Your goal: Leave out all pictures and retype exactly the lines from the one with "Read this page and output its text content." through the last line of the material.

Records supplied:
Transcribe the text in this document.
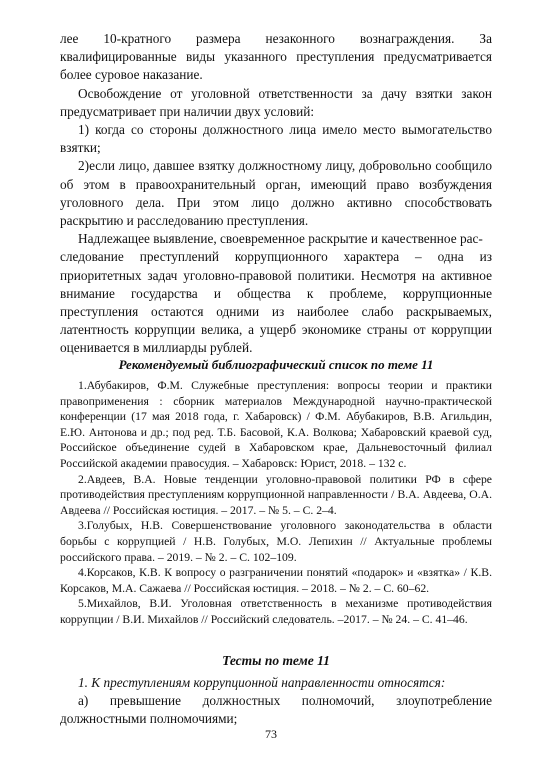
лее 10-кратного размера незаконного вознаграждения. За квалифицированные виды указанного преступления предусматривается более суровое наказание.

Освобождение от уголовной ответственности за дачу взятки закон предусматривает при наличии двух условий:

1) когда со стороны должностного лица имело место вымогательство взятки;

2)если лицо, давшее взятку должностному лицу, добровольно сообщило об этом в правоохранительный орган, имеющий право возбуждения уголовного дела. При этом лицо должно активно способствовать раскрытию и расследованию преступления.

Надлежащее выявление, своевременное раскрытие и качественное рас-

следование преступлений коррупционного характера – одна из приоритетных задач уголовно-правовой политики. Несмотря на активное внимание государства и общества к проблеме, коррупционные преступления остаются одними из наиболее слабо раскрываемых, латентность коррупции велика, а ущерб экономике страны от коррупции оценивается в миллиарды рублей.

Рекомендуемый библиографический список по теме 11

1.Абубакиров, Ф.М. Служебные преступления: вопросы теории и практики правоприменения : сборник материалов Международной научно-практической конференции (17 мая 2018 года, г. Хабаровск) / Ф.М. Абубакиров, В.В. Агильдин, Е.Ю. Антонова и др.; под ред. Т.Б. Басовой, К.А. Волкова; Хабаровский краевой суд, Российское объединение судей в Хабаровском крае, Дальневосточный филиал Российской академии правосудия. – Хабаровск: Юрист, 2018. – 132 с.

2.Авдеев, В.А. Новые тенденции уголовно-правовой политики РФ в сфере противодействия преступлениям коррупционной направленности / В.А. Авдеева, О.А. Авдеева // Российская юстиция. – 2017. – № 5. – С. 2–4.

3.Голубых, Н.В. Совершенствование уголовного законодательства в области борьбы с коррупцией / Н.В. Голубых, М.О. Лепихин // Актуальные проблемы российского права. – 2019. – № 2. – С. 102–109.

4.Корсаков, К.В. К вопросу о разграничении понятий «подарок» и «взятка» / К.В. Корсаков, М.А. Сажаева // Российская юстиция. – 2018. – № 2. – С. 60–62.

5.Михайлов, В.И. Уголовная ответственность в механизме противодействия коррупции / В.И. Михайлов // Российский следователь. –2017. – № 24. – С. 41–46.

Тесты по теме 11

1. К преступлениям коррупционной направленности относятся:

а) превышение должностных полномочий, злоупотребление должностными полномочиями;

73
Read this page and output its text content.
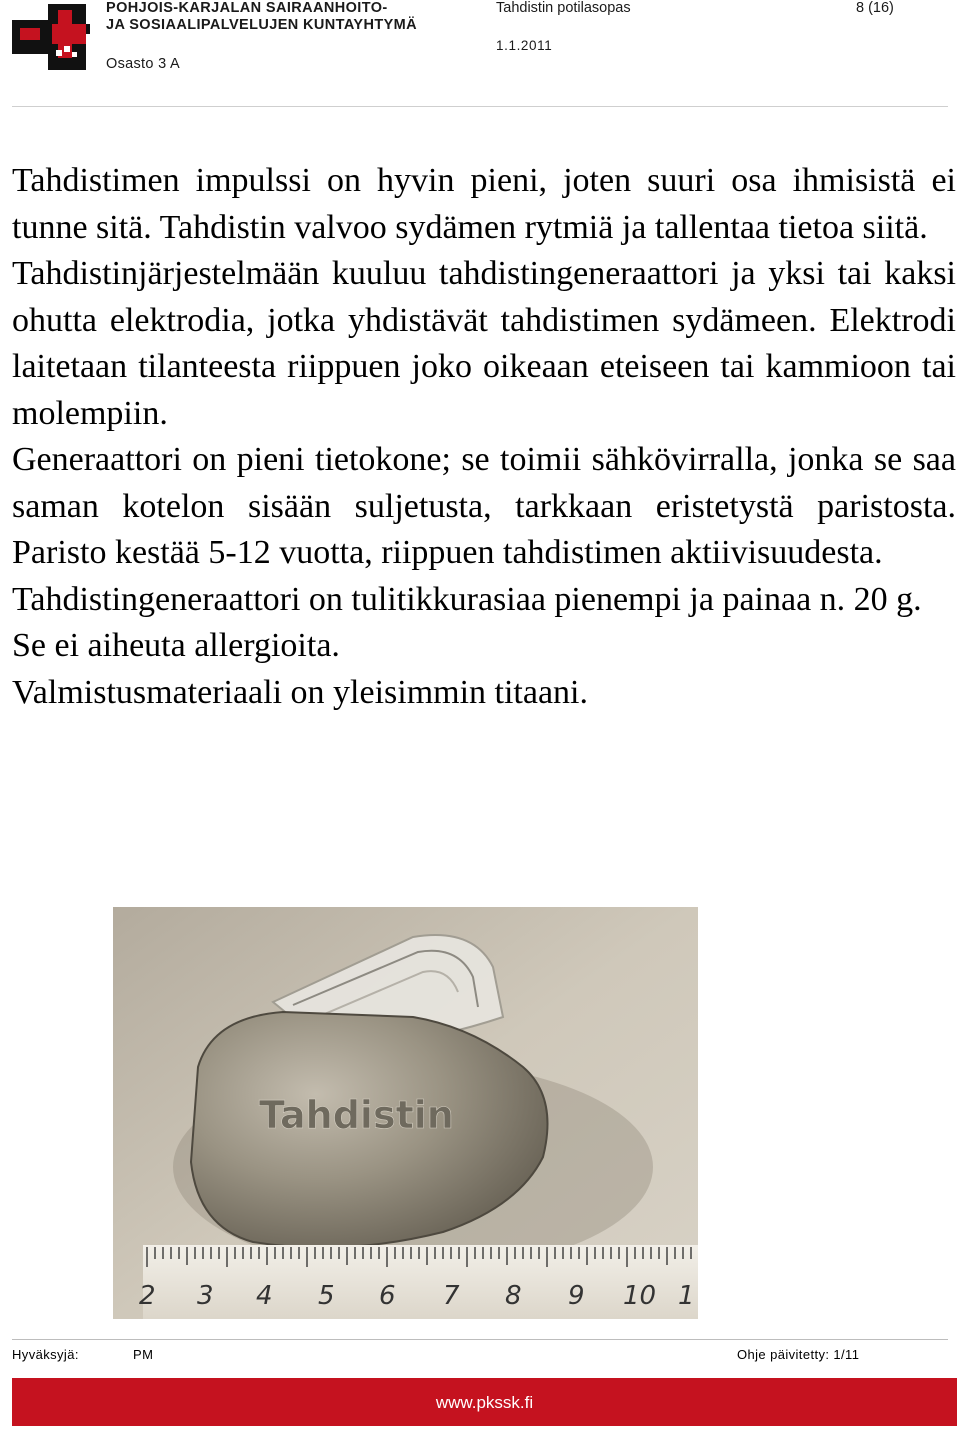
POHJOIS-KARJALAN SAIRAANHOITO-
JA SOSIAALIPALVELUJEN KUNTAYHTYMÄ
Osasto 3 A
Tahdistin potilasopas
1.1.2011
8 (16)

Tahdistimen impulssi on hyvin pieni, joten suuri osa ihmisistä ei tunne sitä. Tahdistin valvoo sydämen rytmiä ja tallentaa tietoa siitä.

Tahdistinjärjestelmään kuuluu tahdistingeneraattori ja yksi tai kaksi ohutta elektrodia, jotka yhdistävät tahdistimen sydämeen. Elektrodi laitetaan tilanteesta riippuen joko oikeaan eteiseen tai kammioon tai molempiin.

Generaattori on pieni tietokone; se toimii sähkövirralla, jonka se saa saman kotelon sisään suljetusta, tarkkaan eristetystä paristosta. Paristo kestää 5-12 vuotta, riippuen tahdistimen aktiivisuudesta.

Tahdistingeneraattori on tulitikkurasiaa pienempi ja painaa n. 20 g. Se ei aiheuta allergioita.

Valmistusmateriaali on yleisimmin titaani.

Tahdistin
2 3 4 5 6 7 8 9 10 1
Hyväksyjä:	PM	Ohje päivitetty: 1/11
www.pkssk.fi
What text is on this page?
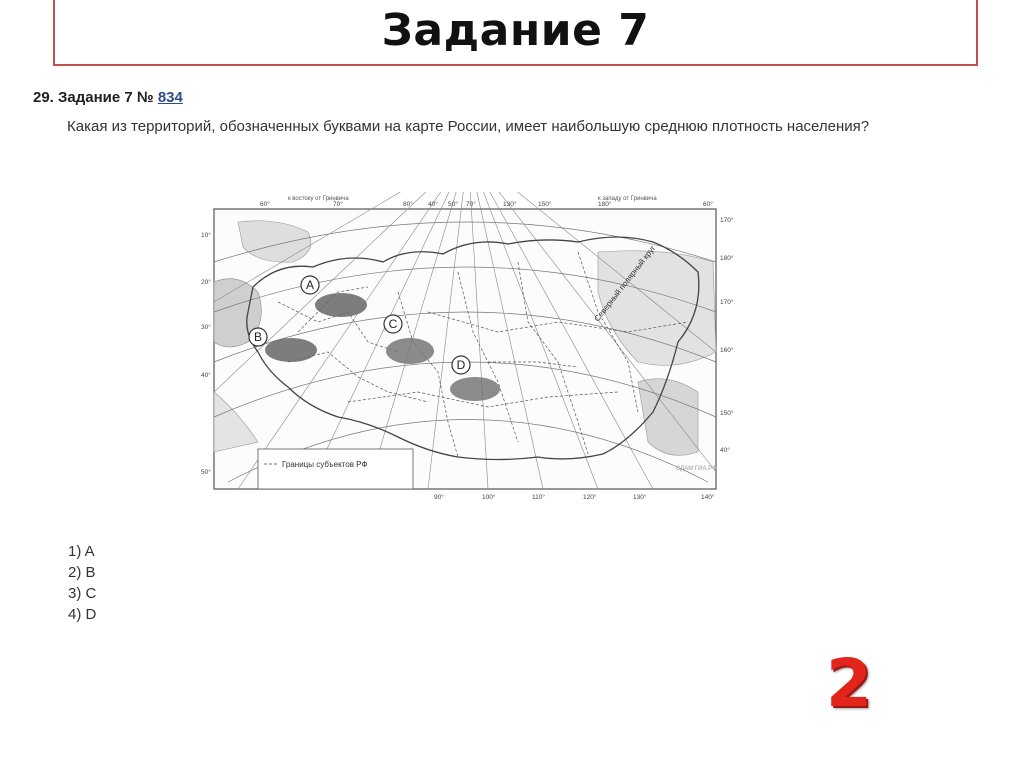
Задание 7
29. Задание 7 № 834
Какая из территорий, обозначенных буквами на карте России, имеет наибольшую среднюю плотность населения?
A
B
C
D
Северный полярный круг
к востоку от Гринвича	к западу от Гринвича
60°	70°	80° 40° 50° 70°	130°	150°	180°	60°
10°
20°
30°
40°
50°
170°
180°
170°
160°
150°
40°
90°	100°	110°	120°	130°	140°
Границы субъектов РФ	СДАМ ГИА.РФ
1) A
2) B
3) C
4) D
2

Written answer:
Read this page and output its text content.
POHJOIS-KARJALAN SAIRAANHOITO-
JA SOSIAALIPALVELUJEN KUNTAYHTYMÄ
Osasto 3 A
Tahdistin potilasopas
1.1.2011
8 (16)

Tahdistimen impulssi on hyvin pieni, joten suuri osa ihmisistä ei tunne sitä. Tahdistin valvoo sydämen rytmiä ja tallentaa tietoa siitä.

Tahdistinjärjestelmään kuuluu tahdistingeneraattori ja yksi tai kaksi ohutta elektrodia, jotka yhdistävät tahdistimen sydämeen. Elektrodi laitetaan tilanteesta riippuen joko oikeaan eteiseen tai kammioon tai molempiin.

Generaattori on pieni tietokone; se toimii sähkövirralla, jonka se saa saman kotelon sisään suljetusta, tarkkaan eristetystä paristosta. Paristo kestää 5-12 vuotta, riippuen tahdistimen aktiivisuudesta.

Tahdistingeneraattori on tulitikkurasiaa pienempi ja painaa n. 20 g. Se ei aiheuta allergioita.

Valmistusmateriaali on yleisimmin titaani.

Tahdistin
2 3 4 5 6 7 8 9 10 1
Hyväksyjä:	PM	Ohje päivitetty: 1/11
www.pkssk.fi
What text is on this page?
Задание 7
29. Задание 7 № 834
Какая из территорий, обозначенных буквами на карте России, имеет наибольшую среднюю плотность населения?
A
B
C
D
Северный полярный круг
к востоку от Гринвича	к западу от Гринвича
60°	70°	80° 40° 50° 70°	130°	150°	180°	60°
10°
20°
30°
40°
50°
170°
180°
170°
160°
150°
40°
90°	100°	110°	120°	130°	140°
Границы субъектов РФ	СДАМ ГИА.РФ
1) A
2) B
3) C
4) D
2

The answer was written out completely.